Brief 1 — Render into French this sentence from the college athletics transcript: "And then if they get injured, by their late 20s they’re out of work."
Brief 2 — Quote the college athletics transcript, beginning at the words "00:29:52:12 – 00:30:04:10" and stopping after "it works out.".

══ Text extract

00:28:49:19 – 00:28:51:22

Ann Pelham

Yeah. It will be rare.

00:28:52:00 – 00:28:53:11

David Rubenstein

In the old days…

00:28:53:13 – 00:28:54:05

Ann Pelham

[crosstalk]

00:28:54:07 – 00:29:12:10

David Rubenstein

If you went to basketball — the NBA — one year early, or even the NFL one year early, a lot of students who did that would come back over the summers and get their undergraduate degree. Now, if you only completed one year or even one semester at a university, you’re not likely to want to get a degree.

00:29:12:12 – 00:29:35:21

David Rubenstein

Now, you could say Bill Gates didn’t have a college degree, he did okay. Mark Zuckerberg did okay without a college degree. So you can say, yes, [that] it’s okay to not have a college degree. And if you’re Cooper Flagg or you’re other superstars who can make it in the NBA and make a lot of money, maybe it’s okay. But a lot of people that leave universities like Duke, or other good schools, they think they’re going to be an NBA player and they don’t even get drafted.

00:29:35:21 – 00:29:52:10

David Rubenstein

And they’ve given up their college eligibility, and they wind up playing overseas or not making much money. And then if they get injured, by their late 20s they’re out of work. They don’t have a college degree. And so in some ways they’ve really hurt themselves by not getting a college degree.

00:29:52:12 – 00:30:04:10

Ann Pelham

It’s hard to imagine how it’s all going to settle down, or if it will. But I will keep your advice in mind that everyone always thinks there’s a big problem and it works out.

00:30:04:10 – 00:30:22:23

David Rubenstein

Well, civilization will go forward, no matter what. It’ll work out, but it’ll be different and the rules will be adjusted to accommodate some problems that exist. You know, right now we’re experimenting with “ones and dones” and getting paid and things. Maybe in ten or 15 or 20 years the world of college athletics may change.

════
══ Recorded information

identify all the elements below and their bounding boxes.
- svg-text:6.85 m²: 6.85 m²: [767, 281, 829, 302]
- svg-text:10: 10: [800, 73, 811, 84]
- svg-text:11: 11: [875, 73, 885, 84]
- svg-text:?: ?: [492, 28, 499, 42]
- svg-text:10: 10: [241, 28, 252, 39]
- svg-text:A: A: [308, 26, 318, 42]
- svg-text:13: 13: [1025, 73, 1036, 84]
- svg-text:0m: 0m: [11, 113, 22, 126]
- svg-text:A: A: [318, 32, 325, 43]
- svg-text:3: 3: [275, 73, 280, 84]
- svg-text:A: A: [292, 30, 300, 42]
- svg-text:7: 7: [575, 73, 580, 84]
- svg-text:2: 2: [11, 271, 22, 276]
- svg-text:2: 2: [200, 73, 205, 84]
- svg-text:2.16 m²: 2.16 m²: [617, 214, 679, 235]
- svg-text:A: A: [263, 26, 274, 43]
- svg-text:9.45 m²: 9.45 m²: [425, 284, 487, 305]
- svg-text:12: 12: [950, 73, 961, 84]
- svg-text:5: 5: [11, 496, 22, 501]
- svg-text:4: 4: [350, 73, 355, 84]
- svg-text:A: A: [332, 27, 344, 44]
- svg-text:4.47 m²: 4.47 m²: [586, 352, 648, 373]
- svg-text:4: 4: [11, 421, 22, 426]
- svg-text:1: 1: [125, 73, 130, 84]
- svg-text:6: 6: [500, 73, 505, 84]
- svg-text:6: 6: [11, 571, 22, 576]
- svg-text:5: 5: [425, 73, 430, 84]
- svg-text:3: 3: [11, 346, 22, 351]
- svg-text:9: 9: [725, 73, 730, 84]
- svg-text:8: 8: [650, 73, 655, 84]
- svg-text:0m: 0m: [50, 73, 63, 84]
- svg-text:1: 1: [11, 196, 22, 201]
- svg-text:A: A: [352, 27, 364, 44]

════

Reply 1 — Et puis, s’ils se blessent, ils se retrouvent sans travail dès la fin de la vingtaine.

Reply 2 —
00:29:52:12 – 00:30:04:10

Ann Pelham

It’s hard to imagine how it’s all going to settle down, or if it will. But I will keep your advice in mind that everyone always thinks there’s a big problem and it works out.